### Given data ###

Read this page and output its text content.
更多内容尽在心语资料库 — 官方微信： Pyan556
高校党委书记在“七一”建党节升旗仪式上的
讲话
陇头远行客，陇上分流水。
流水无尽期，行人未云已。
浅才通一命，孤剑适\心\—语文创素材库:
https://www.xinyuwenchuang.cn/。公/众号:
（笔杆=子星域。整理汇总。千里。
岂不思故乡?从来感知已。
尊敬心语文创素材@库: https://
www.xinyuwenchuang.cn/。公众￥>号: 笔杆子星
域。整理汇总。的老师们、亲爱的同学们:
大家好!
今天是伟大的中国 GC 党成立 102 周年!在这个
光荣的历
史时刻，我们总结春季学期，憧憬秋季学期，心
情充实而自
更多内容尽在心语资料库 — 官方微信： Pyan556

###

=== Work to complete ===
Write out every line of the records exactly.

=== The answer ===
Read this page and output its text content.
更多内容尽在心语资料库 — 官方微信： Pyan556
高校党委书记在“七一”建党节升旗仪式上的
讲话
陇头远行客，陇上分流水。
流水无尽期，行人未云已。
浅才通一命，孤剑适\心\—语文创素材库:
https://www.xinyuwenchuang.cn/。公/众号:
（笔杆=子星域。整理汇总。千里。
岂不思故乡?从来感知已。
尊敬心语文创素材@库: https://
www.xinyuwenchuang.cn/。公众￥>号: 笔杆子星
域。整理汇总。的老师们、亲爱的同学们:
大家好!
今天是伟大的中国 GC 党成立 102 周年!在这个
光荣的历
史时刻，我们总结春季学期，憧憬秋季学期，心
情充实而自
更多内容尽在心语资料库 — 官方微信： Pyan556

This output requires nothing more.